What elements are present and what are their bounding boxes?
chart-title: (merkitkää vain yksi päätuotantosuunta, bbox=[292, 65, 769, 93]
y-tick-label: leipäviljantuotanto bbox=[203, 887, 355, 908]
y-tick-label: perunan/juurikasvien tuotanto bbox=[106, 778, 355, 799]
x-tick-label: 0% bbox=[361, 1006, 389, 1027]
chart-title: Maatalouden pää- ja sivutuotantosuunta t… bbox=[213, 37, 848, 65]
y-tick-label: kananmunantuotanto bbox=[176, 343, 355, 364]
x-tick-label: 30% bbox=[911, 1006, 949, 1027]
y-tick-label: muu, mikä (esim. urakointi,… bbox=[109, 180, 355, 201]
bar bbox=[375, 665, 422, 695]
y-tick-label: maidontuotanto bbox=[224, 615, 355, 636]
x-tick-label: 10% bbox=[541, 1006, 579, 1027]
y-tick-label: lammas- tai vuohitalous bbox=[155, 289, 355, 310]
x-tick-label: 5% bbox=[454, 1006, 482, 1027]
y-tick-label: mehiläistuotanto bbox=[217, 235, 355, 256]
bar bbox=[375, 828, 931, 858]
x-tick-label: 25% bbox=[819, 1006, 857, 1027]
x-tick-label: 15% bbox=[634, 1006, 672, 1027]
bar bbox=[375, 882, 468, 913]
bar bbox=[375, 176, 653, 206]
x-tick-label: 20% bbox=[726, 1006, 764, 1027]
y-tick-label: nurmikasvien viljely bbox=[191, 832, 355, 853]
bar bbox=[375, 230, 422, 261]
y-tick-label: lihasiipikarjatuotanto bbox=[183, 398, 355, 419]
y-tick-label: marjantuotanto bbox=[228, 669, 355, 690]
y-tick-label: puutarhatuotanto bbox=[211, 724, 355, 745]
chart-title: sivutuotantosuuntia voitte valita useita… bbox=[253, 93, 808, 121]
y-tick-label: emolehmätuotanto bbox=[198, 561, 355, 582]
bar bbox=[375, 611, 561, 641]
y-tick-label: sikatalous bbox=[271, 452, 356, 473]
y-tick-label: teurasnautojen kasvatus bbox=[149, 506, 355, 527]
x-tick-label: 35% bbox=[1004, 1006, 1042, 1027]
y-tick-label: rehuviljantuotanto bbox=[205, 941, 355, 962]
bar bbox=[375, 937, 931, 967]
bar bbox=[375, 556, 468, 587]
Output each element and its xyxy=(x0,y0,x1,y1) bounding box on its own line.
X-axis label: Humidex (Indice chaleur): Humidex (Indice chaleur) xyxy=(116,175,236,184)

▸ **Task goal**:
Please edit the material from its first line through the line that contains "x-tick-label: 5% bbox=[454, 1006, 482, 1027]", changing "y-tick-label" to "y-axis-label" and leaving everything else unchanged.

▸ **Result of the exercise**:
What elements are present and what are their bounding boxes?
chart-title: (merkitkää vain yksi päätuotantosuunta, bbox=[292, 65, 769, 93]
y-axis-label: leipäviljantuotanto bbox=[203, 887, 355, 908]
y-axis-label: perunan/juurikasvien tuotanto bbox=[106, 778, 355, 799]
x-tick-label: 0% bbox=[361, 1006, 389, 1027]
chart-title: Maatalouden pää- ja sivutuotantosuunta t… bbox=[213, 37, 848, 65]
y-axis-label: kananmunantuotanto bbox=[176, 343, 355, 364]
x-tick-label: 30% bbox=[911, 1006, 949, 1027]
y-axis-label: muu, mikä (esim. urakointi,… bbox=[109, 180, 355, 201]
bar bbox=[375, 665, 422, 695]
y-axis-label: maidontuotanto bbox=[224, 615, 355, 636]
x-tick-label: 10% bbox=[541, 1006, 579, 1027]
y-axis-label: lammas- tai vuohitalous bbox=[155, 289, 355, 310]
x-tick-label: 5% bbox=[454, 1006, 482, 1027]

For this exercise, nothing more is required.